■ TESTO DI LETTURA ■
= = = = = = =

Dell'opinione altrui
Nessuna cosa evidentemente contribuirebbe meglio alla nostra felicità, composta principalmente di calma dello spirito e di soddisfazione, del limitare la potenza di un tale motore, e dell’abbassarla a un grado che la ragione potesse giustificare a 1/50 per esempio estraendo così dalle nostre carni questa spina che le strazia. Ma la cosa è molto difficile; abbiamo a che fare con una bizzarria naturale ed innata: Anche i saggi si spogliano per ultimo dalla passion della gloria, dice Tacito Hist. IV, 6. Il solo mezzo di liberarci da questa follia universale sarebbe di riconoscerla distintamente per una follia, e, a tale scopo, renderci conto ben chiaramente fino a qual punto le opinioni, nelle teste degli uomini, siano in massima parte e molto di frequente false, storte, erronee ed assurde; quanto l’opinione altrui abbia poca influenza reale su noi nella maggior parte dei casi e delle cose; quanto in generale essa sia cattiva, talmente che non vi sarebbe chi non si ammalerebbe dalla collera se sentisse in che tono si parla e cosa si dice di lui; quanto infine l’onore istesso non abbia, propriamente parlando, che un valore indiretto e non immediato, ecc. Se potremo riuscire ad ottenere la guarigione di questa pazzia generale, guadagneremo infinitamente in calma di spirito ed in soddisfazione, ed acquisteremo nel tempo stesso un contegno più fermo e più sicuro, e un portamento molto più sciolto e più naturale. L’influenza affatto benefica d’una vita ritirata sulla nostra tranquillità d’animo e sulla nostra soddisfazione proviene in gran parte perché essa ci sottrae all’obbligo di vivere costantemente sotto lo sguardo altrui e, per conseguenza, ci toglie la preoccupazione incessante sulla loro possibile opinione: ciò che ha per effetto di renderci a noi stessi. In tal maniera sfuggiremo egualmente a molti mali effettivi la cui causa unica è questa aspirazione puramente ideale, o, per dire più correttamente, questa deplorabile demenza; ci resterà pure la facoltà di prestare maggior cura ai beni reali, che potremo allora gustare senza essere disturbati. Ma «Χαλεπα τα καλα» moleste le cose buone lo abbiamo già detto.

= = = = = = =

■ ESERCIZIO A ■
Nel brano sull'opinione altrui, a quale obbligo ci sottrae una vita ritirata?

= = = = = = =

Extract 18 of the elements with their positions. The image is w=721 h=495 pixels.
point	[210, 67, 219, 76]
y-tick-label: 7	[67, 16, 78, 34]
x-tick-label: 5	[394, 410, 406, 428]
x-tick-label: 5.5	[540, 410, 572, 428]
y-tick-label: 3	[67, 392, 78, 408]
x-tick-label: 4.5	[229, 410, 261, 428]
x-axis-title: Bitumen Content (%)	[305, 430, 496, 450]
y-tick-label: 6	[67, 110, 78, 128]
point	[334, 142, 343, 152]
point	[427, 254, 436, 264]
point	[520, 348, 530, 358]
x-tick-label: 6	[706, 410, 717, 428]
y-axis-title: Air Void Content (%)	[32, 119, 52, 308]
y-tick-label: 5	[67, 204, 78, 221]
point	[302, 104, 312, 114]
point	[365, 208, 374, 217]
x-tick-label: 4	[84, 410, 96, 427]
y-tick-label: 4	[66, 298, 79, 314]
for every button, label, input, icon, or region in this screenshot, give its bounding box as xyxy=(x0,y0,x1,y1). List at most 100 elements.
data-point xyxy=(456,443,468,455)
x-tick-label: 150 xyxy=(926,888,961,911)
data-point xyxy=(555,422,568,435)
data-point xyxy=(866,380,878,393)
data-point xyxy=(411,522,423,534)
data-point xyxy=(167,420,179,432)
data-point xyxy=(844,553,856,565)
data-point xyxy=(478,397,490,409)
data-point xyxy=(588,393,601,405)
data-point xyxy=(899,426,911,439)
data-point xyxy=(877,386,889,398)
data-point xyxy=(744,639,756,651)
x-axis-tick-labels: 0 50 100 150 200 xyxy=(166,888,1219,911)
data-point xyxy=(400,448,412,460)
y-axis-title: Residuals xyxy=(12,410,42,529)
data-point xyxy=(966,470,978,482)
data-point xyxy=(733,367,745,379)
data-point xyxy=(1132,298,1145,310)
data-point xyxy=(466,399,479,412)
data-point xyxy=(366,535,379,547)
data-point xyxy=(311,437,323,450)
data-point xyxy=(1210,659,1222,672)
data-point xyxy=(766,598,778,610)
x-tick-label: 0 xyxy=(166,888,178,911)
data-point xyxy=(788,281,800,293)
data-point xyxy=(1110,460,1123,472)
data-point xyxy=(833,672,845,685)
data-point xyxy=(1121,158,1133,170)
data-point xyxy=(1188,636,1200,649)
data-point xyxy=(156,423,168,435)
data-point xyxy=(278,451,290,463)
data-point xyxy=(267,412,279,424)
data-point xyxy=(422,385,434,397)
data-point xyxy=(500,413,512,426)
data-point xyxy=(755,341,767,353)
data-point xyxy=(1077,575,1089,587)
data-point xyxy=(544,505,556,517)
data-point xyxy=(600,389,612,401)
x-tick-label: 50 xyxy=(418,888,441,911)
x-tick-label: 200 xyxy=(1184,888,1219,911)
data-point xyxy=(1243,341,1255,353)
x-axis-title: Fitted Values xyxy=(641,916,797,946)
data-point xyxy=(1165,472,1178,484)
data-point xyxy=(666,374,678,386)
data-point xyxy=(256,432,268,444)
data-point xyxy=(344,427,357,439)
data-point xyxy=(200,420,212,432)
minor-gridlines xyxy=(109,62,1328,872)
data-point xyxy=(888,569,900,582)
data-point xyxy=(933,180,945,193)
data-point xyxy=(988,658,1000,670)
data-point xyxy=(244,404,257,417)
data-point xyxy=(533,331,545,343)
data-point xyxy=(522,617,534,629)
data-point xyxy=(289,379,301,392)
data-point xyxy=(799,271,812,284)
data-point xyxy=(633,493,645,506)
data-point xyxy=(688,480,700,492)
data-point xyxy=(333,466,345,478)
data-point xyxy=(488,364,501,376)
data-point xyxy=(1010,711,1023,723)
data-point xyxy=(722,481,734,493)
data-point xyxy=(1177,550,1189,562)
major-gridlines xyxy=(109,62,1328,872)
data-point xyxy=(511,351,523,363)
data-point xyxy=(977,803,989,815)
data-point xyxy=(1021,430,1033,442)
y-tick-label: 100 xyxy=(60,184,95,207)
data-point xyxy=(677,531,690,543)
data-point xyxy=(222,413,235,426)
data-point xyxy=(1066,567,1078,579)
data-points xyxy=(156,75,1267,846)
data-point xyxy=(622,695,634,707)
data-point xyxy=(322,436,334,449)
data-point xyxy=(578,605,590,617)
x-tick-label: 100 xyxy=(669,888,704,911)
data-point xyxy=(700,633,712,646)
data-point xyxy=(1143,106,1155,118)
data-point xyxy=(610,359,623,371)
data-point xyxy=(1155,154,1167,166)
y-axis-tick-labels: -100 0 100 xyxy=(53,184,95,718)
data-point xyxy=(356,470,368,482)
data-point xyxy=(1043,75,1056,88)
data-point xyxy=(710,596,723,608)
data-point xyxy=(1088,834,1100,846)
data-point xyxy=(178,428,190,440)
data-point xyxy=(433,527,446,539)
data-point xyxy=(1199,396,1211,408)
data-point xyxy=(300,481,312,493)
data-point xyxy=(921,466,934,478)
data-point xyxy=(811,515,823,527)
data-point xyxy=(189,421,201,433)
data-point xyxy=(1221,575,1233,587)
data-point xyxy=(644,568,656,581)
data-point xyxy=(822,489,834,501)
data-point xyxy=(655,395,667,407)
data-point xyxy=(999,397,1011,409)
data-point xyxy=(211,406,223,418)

= = = = = = =

■ ESERCIZIO B ■
Trascrivi senza modifiche le righe dei dati, dalla prima fino a quella che contiene "data-point xyxy=(500,413,512,426)", compresa.

■ RISPOSTA CORRETTA A ■
All'obbligo di vivere costantemente sotto lo sguardo altrui.

■ RISPOSTA CORRETTA B ■
Extract 18 of the elements with their positions. The image is w=721 h=495 pixels.
point	[210, 67, 219, 76]
y-tick-label: 7	[67, 16, 78, 34]
x-tick-label: 5	[394, 410, 406, 428]
x-tick-label: 5.5	[540, 410, 572, 428]
y-tick-label: 3	[67, 392, 78, 408]
x-tick-label: 4.5	[229, 410, 261, 428]
x-axis-title: Bitumen Content (%)	[305, 430, 496, 450]
y-tick-label: 6	[67, 110, 78, 128]
point	[334, 142, 343, 152]
point	[427, 254, 436, 264]
point	[520, 348, 530, 358]
x-tick-label: 6	[706, 410, 717, 428]
y-axis-title: Air Void Content (%)	[32, 119, 52, 308]
y-tick-label: 5	[67, 204, 78, 221]
point	[302, 104, 312, 114]
point	[365, 208, 374, 217]
x-tick-label: 4	[84, 410, 96, 427]
y-tick-label: 4	[66, 298, 79, 314]
for every button, label, input, icon, or region in this screenshot, give its bounding box as xyxy=(x0,y0,x1,y1). List at most 100 elements.
data-point xyxy=(456,443,468,455)
x-tick-label: 150 xyxy=(926,888,961,911)
data-point xyxy=(555,422,568,435)
data-point xyxy=(866,380,878,393)
data-point xyxy=(411,522,423,534)
data-point xyxy=(167,420,179,432)
data-point xyxy=(844,553,856,565)
data-point xyxy=(478,397,490,409)
data-point xyxy=(588,393,601,405)
data-point xyxy=(899,426,911,439)
data-point xyxy=(877,386,889,398)
data-point xyxy=(744,639,756,651)
x-axis-tick-labels: 0 50 100 150 200 xyxy=(166,888,1219,911)
data-point xyxy=(400,448,412,460)
y-axis-title: Residuals xyxy=(12,410,42,529)
data-point xyxy=(966,470,978,482)
data-point xyxy=(733,367,745,379)
data-point xyxy=(1132,298,1145,310)
data-point xyxy=(466,399,479,412)
data-point xyxy=(366,535,379,547)
data-point xyxy=(311,437,323,450)
data-point xyxy=(1210,659,1222,672)
data-point xyxy=(766,598,778,610)
x-tick-label: 0 xyxy=(166,888,178,911)
data-point xyxy=(788,281,800,293)
data-point xyxy=(1110,460,1123,472)
data-point xyxy=(833,672,845,685)
data-point xyxy=(1121,158,1133,170)
data-point xyxy=(1188,636,1200,649)
data-point xyxy=(156,423,168,435)
data-point xyxy=(278,451,290,463)
data-point xyxy=(267,412,279,424)
data-point xyxy=(422,385,434,397)
data-point xyxy=(500,413,512,426)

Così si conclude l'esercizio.